▶ **TASK TO CARRY OUT**
Below are the records; pull every line that includes "Cold".

***

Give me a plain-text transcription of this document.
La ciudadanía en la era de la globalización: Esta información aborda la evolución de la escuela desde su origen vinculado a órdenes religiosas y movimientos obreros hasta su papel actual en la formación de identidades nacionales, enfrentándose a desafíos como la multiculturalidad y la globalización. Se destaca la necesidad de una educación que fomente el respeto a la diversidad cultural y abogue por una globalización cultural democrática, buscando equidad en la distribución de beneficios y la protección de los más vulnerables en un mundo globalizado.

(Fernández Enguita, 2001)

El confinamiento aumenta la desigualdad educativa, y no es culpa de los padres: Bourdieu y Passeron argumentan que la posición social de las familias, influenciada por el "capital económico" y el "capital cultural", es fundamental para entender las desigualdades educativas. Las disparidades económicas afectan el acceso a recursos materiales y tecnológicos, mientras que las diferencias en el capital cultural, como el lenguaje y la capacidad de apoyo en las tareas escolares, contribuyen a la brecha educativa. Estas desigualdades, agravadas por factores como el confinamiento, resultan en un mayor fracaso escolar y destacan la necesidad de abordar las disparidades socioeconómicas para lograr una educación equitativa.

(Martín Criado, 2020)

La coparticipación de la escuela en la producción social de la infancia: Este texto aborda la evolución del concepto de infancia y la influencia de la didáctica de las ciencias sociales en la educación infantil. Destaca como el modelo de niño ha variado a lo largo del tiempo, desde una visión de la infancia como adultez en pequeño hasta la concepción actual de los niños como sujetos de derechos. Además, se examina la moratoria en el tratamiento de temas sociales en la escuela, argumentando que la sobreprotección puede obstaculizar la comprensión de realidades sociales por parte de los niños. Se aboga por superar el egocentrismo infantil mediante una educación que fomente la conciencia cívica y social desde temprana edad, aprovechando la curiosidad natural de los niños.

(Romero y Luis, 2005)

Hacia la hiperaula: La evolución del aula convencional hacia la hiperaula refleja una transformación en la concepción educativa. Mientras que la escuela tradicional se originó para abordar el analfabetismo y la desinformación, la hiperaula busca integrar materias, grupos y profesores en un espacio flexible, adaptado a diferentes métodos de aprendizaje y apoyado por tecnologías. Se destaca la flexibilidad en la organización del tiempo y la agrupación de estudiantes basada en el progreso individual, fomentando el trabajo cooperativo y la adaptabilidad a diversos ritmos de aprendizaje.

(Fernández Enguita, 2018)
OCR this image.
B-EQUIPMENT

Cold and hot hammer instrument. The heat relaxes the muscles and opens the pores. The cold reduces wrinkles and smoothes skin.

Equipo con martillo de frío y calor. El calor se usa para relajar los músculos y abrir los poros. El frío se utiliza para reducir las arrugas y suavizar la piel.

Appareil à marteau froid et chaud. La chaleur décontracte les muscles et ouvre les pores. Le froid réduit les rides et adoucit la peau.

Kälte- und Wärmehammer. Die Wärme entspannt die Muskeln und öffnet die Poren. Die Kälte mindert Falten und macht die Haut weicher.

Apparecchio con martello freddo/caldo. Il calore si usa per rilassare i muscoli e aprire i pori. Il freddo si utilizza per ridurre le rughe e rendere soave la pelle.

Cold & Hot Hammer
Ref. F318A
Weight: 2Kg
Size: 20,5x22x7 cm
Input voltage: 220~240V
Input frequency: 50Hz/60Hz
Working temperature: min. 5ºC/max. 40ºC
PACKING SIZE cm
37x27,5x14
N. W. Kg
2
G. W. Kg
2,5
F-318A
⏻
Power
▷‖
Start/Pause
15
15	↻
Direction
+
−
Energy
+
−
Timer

***

▶ **THE RESULT**
Cold and hot hammer instrument. The heat relaxes the muscles and opens the pores. The cold reduces wrinkles and smoothes skin.
Cold & Hot Hammer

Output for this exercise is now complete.